Work required:
Reproduce all the lines exactly as they stand, apart from the pictures.
— Begin Supplied information —
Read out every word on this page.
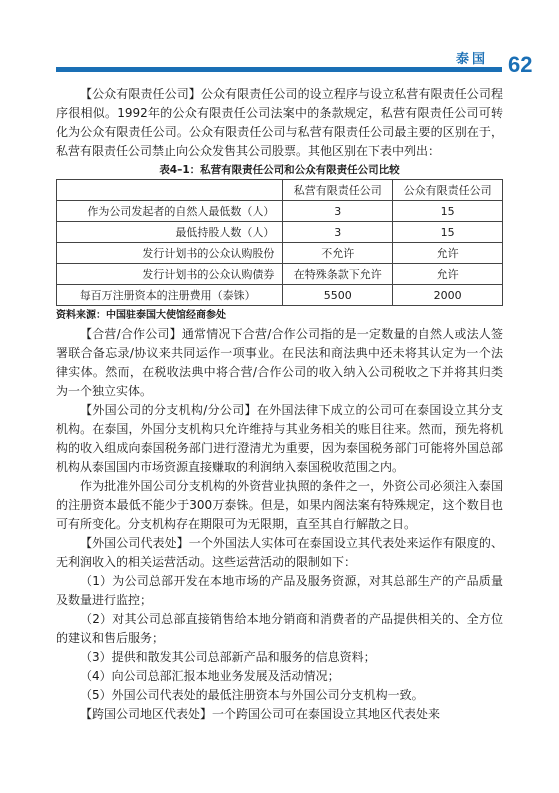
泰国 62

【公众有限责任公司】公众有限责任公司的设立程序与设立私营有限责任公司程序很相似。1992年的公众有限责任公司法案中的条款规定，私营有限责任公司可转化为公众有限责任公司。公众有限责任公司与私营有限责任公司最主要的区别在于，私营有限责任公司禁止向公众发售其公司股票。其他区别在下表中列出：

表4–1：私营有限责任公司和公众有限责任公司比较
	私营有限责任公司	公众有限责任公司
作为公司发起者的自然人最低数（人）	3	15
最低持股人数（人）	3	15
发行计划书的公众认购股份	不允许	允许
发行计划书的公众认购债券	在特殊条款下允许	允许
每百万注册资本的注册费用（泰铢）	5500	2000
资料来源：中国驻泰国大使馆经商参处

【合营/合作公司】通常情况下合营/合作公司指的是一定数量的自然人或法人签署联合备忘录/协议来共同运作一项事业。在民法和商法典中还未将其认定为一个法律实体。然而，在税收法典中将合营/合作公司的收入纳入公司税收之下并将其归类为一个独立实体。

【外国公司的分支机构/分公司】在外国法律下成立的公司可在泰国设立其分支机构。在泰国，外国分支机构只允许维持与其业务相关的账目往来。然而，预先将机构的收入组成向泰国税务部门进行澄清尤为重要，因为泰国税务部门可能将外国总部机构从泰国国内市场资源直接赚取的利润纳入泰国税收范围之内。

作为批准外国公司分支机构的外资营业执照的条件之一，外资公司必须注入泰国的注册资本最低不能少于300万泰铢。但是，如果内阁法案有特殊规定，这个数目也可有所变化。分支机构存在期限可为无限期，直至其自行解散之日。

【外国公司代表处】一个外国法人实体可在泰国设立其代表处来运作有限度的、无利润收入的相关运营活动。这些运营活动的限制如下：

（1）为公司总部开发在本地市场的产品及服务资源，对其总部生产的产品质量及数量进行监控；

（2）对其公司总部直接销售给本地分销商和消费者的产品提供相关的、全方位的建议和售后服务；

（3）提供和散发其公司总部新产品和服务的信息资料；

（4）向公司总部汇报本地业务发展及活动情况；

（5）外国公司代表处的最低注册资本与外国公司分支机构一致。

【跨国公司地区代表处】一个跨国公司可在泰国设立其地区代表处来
— End Supplied information —
Answer to this task:
Read out every word on this page.
泰国 62

【公众有限责任公司】公众有限责任公司的设立程序与设立私营有限责任公司程序很相似。1992年的公众有限责任公司法案中的条款规定，私营有限责任公司可转化为公众有限责任公司。公众有限责任公司与私营有限责任公司最主要的区别在于，私营有限责任公司禁止向公众发售其公司股票。其他区别在下表中列出：

表4–1：私营有限责任公司和公众有限责任公司比较
	私营有限责任公司	公众有限责任公司
作为公司发起者的自然人最低数（人）	3	15
最低持股人数（人）	3	15
发行计划书的公众认购股份	不允许	允许
发行计划书的公众认购债券	在特殊条款下允许	允许
每百万注册资本的注册费用（泰铢）	5500	2000
资料来源：中国驻泰国大使馆经商参处

【合营/合作公司】通常情况下合营/合作公司指的是一定数量的自然人或法人签署联合备忘录/协议来共同运作一项事业。在民法和商法典中还未将其认定为一个法律实体。然而，在税收法典中将合营/合作公司的收入纳入公司税收之下并将其归类为一个独立实体。

【外国公司的分支机构/分公司】在外国法律下成立的公司可在泰国设立其分支机构。在泰国，外国分支机构只允许维持与其业务相关的账目往来。然而，预先将机构的收入组成向泰国税务部门进行澄清尤为重要，因为泰国税务部门可能将外国总部机构从泰国国内市场资源直接赚取的利润纳入泰国税收范围之内。

作为批准外国公司分支机构的外资营业执照的条件之一，外资公司必须注入泰国的注册资本最低不能少于300万泰铢。但是，如果内阁法案有特殊规定，这个数目也可有所变化。分支机构存在期限可为无限期，直至其自行解散之日。

【外国公司代表处】一个外国法人实体可在泰国设立其代表处来运作有限度的、无利润收入的相关运营活动。这些运营活动的限制如下：

（1）为公司总部开发在本地市场的产品及服务资源，对其总部生产的产品质量及数量进行监控；

（2）对其公司总部直接销售给本地分销商和消费者的产品提供相关的、全方位的建议和售后服务；

（3）提供和散发其公司总部新产品和服务的信息资料；

（4）向公司总部汇报本地业务发展及活动情况；

（5）外国公司代表处的最低注册资本与外国公司分支机构一致。

【跨国公司地区代表处】一个跨国公司可在泰国设立其地区代表处来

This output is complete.